Retype the section of the passage below on the Drop safety net, running from "The reasoning in" up to and including "requires careful sequencing.", with every word and punctuation mark unchanged.

Source passage Block Start

The reasoning in [msg 3070] is thorough, but it contains some potential blind spots:

The Drop safety net may not be reachable. The assistant implements Drop for ProvingAssignment as a safety net, calling release_abc if the buffers haven't been released yet. But in the normal flow, prove_start takes ownership of the ProvingAssignment (it receives Vec<ProvingAssignment>), extracts the pointers, and then... what? If prove_start drops the ProvingAssignment after extracting pointers, the Drop impl would call release_abc, which would try to return already-extracted buffers. The assistant addresses this by having release_abc use std::mem::take to empty the Vecs first, so the second call is a no-op. But this requires careful sequencing.

Source passage Block End
Data extract Block Start

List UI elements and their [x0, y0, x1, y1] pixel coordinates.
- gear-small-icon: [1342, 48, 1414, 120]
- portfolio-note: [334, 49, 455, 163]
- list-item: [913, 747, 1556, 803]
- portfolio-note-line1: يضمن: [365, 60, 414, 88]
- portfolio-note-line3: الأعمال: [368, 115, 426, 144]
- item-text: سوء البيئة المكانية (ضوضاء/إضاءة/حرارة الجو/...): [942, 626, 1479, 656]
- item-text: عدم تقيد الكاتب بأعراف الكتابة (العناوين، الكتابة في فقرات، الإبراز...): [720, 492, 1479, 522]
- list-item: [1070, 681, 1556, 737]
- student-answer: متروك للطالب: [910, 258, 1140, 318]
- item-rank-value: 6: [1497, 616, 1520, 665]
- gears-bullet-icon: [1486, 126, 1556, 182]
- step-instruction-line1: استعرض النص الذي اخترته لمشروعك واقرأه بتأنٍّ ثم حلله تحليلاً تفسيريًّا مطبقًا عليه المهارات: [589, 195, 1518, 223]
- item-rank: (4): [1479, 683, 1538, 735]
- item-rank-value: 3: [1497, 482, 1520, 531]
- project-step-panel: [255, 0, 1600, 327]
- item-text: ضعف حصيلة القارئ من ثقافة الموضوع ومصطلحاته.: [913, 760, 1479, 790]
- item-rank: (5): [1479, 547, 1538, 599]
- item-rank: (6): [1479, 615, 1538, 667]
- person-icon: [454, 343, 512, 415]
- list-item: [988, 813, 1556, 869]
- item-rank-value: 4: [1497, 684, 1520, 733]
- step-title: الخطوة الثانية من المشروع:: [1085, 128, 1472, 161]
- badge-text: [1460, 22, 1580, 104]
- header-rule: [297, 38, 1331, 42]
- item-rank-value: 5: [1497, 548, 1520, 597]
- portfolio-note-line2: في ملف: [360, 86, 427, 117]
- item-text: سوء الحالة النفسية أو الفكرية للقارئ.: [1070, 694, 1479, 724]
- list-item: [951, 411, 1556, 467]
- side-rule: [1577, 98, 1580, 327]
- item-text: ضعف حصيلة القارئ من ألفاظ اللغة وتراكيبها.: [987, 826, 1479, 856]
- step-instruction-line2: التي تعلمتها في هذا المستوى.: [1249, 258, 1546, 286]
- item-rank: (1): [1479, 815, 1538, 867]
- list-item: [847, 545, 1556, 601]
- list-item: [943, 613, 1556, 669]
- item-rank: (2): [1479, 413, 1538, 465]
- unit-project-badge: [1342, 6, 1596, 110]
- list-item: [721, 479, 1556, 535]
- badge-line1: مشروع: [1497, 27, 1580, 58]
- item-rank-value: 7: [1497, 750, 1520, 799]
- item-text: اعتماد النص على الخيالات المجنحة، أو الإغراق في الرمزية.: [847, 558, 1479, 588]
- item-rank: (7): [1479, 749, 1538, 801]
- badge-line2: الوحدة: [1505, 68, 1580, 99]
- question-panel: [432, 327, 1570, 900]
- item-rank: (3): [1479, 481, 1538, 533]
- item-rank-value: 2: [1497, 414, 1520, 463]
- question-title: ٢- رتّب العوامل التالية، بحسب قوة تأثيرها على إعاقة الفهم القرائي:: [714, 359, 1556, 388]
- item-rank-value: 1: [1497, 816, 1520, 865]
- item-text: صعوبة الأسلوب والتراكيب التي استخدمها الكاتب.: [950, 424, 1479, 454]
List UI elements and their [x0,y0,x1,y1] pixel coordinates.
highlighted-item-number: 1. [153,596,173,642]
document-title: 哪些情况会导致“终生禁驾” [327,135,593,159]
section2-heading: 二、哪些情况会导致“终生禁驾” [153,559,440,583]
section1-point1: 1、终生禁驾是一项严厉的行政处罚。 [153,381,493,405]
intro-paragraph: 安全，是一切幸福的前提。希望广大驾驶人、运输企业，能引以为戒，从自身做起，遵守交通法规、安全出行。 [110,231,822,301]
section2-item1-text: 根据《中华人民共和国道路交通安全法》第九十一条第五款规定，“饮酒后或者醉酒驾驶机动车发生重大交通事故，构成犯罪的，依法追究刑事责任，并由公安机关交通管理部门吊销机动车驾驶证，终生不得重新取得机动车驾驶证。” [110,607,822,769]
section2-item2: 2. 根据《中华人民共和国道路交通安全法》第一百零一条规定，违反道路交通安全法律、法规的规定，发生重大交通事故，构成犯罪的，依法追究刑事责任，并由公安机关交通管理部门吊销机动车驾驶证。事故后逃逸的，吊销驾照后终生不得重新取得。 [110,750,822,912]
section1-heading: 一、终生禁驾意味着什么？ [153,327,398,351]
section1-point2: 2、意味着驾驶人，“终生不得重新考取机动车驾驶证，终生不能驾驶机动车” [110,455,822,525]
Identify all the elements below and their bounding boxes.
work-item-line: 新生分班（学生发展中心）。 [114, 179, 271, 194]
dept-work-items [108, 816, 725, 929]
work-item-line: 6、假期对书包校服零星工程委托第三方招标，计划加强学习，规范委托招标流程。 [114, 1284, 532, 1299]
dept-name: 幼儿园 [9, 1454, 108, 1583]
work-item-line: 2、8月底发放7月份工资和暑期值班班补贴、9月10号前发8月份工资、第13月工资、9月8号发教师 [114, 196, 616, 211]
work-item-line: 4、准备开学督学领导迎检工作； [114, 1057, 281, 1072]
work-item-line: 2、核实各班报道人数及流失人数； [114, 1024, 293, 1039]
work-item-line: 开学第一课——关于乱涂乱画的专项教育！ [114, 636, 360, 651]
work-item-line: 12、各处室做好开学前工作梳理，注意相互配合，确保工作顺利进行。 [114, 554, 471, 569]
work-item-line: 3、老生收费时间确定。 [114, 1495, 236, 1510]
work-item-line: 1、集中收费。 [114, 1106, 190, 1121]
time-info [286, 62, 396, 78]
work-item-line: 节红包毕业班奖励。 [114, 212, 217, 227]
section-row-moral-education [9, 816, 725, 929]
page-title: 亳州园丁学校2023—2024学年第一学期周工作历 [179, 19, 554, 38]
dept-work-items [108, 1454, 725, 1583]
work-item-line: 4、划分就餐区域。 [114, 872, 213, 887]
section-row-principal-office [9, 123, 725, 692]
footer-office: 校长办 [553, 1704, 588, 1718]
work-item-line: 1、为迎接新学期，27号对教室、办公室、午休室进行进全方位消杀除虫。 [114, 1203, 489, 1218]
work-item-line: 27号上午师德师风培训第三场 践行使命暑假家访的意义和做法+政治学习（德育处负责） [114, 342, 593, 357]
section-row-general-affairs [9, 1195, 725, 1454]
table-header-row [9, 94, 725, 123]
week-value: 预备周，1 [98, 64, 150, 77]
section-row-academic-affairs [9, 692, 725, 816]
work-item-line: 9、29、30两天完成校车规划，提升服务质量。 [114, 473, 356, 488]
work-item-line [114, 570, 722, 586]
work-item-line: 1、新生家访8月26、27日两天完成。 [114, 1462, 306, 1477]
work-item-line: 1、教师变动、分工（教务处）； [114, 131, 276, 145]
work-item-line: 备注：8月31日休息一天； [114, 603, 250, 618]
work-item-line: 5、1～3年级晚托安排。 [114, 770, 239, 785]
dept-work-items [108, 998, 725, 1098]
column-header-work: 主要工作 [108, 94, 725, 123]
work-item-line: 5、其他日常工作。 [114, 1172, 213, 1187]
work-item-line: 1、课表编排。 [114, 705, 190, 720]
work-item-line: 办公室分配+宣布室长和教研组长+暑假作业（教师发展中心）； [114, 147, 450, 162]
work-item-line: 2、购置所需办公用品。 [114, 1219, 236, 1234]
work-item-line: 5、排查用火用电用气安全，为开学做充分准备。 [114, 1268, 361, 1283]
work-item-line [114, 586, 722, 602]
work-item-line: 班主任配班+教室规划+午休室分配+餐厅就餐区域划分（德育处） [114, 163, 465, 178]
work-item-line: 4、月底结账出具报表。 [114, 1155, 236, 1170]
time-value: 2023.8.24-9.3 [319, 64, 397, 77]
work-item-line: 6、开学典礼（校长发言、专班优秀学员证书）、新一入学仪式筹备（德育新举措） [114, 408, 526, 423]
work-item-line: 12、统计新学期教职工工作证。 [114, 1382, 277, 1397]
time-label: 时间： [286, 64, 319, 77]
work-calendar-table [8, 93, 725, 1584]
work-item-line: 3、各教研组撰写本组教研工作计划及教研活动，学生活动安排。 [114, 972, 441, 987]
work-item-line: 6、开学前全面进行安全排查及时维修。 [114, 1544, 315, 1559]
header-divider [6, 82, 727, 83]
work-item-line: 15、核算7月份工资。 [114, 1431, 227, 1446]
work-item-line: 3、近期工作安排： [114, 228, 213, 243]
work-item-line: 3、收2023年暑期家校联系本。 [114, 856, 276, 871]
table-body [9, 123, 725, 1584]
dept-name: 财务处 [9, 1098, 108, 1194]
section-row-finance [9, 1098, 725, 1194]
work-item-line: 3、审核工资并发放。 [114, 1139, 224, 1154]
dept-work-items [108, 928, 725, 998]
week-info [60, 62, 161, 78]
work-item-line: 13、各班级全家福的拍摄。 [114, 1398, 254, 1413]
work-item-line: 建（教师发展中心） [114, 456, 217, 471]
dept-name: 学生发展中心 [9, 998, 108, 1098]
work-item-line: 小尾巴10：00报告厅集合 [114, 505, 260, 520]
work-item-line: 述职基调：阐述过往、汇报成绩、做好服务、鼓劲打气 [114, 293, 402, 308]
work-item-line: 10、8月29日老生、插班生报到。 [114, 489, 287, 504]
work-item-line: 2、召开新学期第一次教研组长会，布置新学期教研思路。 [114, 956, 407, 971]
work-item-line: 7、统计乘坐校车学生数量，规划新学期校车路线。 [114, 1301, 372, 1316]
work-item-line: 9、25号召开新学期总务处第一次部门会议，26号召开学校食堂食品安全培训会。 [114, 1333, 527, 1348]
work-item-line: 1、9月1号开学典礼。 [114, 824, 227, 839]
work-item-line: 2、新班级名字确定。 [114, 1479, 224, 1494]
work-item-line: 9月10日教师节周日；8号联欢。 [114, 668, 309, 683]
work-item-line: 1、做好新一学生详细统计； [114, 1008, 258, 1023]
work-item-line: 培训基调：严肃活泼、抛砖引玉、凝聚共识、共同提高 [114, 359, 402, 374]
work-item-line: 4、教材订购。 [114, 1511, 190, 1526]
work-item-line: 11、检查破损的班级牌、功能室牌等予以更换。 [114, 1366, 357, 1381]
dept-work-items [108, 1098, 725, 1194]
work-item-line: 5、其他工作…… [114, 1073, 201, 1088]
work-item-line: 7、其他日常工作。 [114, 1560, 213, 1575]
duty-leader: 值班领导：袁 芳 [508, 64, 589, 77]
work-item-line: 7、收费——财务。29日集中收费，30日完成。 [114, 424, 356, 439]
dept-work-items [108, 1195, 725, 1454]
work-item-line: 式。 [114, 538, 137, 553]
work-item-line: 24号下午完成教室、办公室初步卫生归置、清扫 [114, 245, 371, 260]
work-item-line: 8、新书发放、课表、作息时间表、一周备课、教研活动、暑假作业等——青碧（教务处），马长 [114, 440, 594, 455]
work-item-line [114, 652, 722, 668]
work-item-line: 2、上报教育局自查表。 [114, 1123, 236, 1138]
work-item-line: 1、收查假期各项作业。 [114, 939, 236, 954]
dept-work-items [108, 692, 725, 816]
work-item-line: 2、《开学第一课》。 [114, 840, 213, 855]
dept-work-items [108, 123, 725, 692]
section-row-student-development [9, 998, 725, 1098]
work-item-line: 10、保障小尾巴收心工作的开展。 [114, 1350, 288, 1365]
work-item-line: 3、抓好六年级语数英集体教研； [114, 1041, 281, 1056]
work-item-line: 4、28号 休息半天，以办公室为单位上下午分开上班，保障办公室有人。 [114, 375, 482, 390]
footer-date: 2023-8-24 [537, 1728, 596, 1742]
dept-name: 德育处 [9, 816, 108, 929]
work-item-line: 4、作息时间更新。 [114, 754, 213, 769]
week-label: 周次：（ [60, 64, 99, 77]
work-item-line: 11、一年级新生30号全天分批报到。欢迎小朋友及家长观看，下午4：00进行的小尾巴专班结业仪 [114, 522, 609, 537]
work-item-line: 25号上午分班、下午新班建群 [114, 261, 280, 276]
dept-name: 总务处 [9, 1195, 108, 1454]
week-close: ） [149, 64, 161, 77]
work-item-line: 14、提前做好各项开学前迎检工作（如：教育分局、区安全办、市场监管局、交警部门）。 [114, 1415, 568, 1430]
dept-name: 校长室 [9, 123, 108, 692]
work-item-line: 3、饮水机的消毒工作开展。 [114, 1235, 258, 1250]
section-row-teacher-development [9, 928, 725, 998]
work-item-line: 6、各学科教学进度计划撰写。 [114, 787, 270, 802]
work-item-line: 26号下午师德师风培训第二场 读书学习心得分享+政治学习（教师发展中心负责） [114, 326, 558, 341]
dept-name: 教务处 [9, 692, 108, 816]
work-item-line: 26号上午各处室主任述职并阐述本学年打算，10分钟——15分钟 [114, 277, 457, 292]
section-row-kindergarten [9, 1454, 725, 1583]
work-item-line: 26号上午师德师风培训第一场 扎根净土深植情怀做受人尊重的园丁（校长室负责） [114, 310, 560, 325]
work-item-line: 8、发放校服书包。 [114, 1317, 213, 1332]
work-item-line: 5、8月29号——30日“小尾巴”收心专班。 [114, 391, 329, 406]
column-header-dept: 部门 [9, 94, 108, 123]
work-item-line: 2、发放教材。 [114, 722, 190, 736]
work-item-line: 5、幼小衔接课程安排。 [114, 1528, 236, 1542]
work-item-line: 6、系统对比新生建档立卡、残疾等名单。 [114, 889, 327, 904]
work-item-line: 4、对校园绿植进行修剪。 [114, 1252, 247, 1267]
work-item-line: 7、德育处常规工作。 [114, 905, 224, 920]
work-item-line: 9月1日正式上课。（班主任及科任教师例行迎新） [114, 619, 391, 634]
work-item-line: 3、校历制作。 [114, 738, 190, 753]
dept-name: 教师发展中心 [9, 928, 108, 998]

Data extract Block End

§ **Written reply**:
The reasoning in [msg 3070] is thorough, but it contains some potential blind spots:

The Drop safety net may not be reachable. The assistant implements Drop for ProvingAssignment as a safety net, calling release_abc if the buffers haven't been released yet. But in the normal flow, prove_start takes ownership of the ProvingAssignment (it receives Vec<ProvingAssignment>), extracts the pointers, and then... what? If prove_start drops the ProvingAssignment after extracting pointers, the Drop impl would call release_abc, which would try to return already-extracted buffers. The assistant addresses this by having release_abc use std::mem::take to empty the Vecs first, so the second call is a no-op. But this requires careful sequencing.